To be done>
Locate each line with the string "путях" in the listing below and copy it.
Provided information start
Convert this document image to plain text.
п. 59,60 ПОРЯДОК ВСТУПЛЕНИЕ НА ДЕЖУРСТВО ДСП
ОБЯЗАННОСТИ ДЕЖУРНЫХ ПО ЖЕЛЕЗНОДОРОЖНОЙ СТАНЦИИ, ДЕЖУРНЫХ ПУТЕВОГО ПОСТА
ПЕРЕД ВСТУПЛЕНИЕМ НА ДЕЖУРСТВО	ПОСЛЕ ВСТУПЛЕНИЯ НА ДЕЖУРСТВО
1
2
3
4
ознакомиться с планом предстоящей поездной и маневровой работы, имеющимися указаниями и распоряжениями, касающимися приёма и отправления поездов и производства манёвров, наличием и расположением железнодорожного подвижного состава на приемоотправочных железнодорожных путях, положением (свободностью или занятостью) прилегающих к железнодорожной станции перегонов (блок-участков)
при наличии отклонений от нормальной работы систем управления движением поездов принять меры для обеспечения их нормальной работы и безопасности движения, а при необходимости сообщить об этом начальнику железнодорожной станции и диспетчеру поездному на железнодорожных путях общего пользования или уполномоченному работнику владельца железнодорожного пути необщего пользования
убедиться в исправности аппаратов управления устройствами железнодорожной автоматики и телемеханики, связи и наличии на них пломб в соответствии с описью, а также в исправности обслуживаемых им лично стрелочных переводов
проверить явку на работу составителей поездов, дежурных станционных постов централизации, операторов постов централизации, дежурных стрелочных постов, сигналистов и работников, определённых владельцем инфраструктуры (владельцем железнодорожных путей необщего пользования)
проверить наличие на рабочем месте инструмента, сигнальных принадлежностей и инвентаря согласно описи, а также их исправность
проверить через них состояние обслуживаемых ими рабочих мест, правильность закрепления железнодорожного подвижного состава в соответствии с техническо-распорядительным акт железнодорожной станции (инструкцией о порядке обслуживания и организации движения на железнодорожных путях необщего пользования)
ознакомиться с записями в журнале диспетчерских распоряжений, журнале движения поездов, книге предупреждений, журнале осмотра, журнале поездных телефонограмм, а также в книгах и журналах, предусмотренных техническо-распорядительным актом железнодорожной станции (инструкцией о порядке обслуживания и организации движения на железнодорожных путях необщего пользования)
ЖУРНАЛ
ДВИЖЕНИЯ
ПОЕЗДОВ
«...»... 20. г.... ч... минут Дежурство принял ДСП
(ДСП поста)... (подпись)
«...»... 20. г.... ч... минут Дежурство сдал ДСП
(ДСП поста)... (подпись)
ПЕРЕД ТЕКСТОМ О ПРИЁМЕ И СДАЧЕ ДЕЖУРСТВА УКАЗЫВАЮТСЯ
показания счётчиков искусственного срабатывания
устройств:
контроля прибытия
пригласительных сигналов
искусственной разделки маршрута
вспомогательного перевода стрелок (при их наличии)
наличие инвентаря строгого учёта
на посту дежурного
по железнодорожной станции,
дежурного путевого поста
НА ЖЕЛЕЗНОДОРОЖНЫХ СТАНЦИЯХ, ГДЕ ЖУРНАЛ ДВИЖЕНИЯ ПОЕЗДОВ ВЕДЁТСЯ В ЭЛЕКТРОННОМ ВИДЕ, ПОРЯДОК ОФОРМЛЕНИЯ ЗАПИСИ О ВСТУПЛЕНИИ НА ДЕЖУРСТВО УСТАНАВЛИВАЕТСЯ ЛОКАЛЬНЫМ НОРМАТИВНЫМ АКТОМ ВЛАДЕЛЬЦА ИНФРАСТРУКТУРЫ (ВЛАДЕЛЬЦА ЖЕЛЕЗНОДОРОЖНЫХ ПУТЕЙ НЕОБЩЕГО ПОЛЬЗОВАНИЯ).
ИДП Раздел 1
Provided information end
Solution below>
ознакомиться с планом предстоящей поездной и маневровой работы, имеющимися указаниями и распоряжениями, касающимися приёма и отправления поездов и производства манёвров, наличием и расположением железнодорожного подвижного состава на приемоотправочных железнодорожных путях, положением (свободностью или занятостью) прилегающих к железнодорожной станции перегонов (блок-участков)
при наличии отклонений от нормальной работы систем управления движением поездов принять меры для обеспечения их нормальной работы и безопасности движения, а при необходимости сообщить об этом начальнику железнодорожной станции и диспетчеру поездному на железнодорожных путях общего пользования или уполномоченному работнику владельца железнодорожного пути необщего пользования
проверить через них состояние обслуживаемых ими рабочих мест, правильность закрепления железнодорожного подвижного состава в соответствии с техническо-распорядительным акт железнодорожной станции (инструкцией о порядке обслуживания и организации движения на железнодорожных путях необщего пользования)
ознакомиться с записями в журнале диспетчерских распоряжений, журнале движения поездов, книге предупреждений, журнале осмотра, журнале поездных телефонограмм, а также в книгах и журналах, предусмотренных техническо-распорядительным актом железнодорожной станции (инструкцией о порядке обслуживания и организации движения на железнодорожных путях необщего пользования)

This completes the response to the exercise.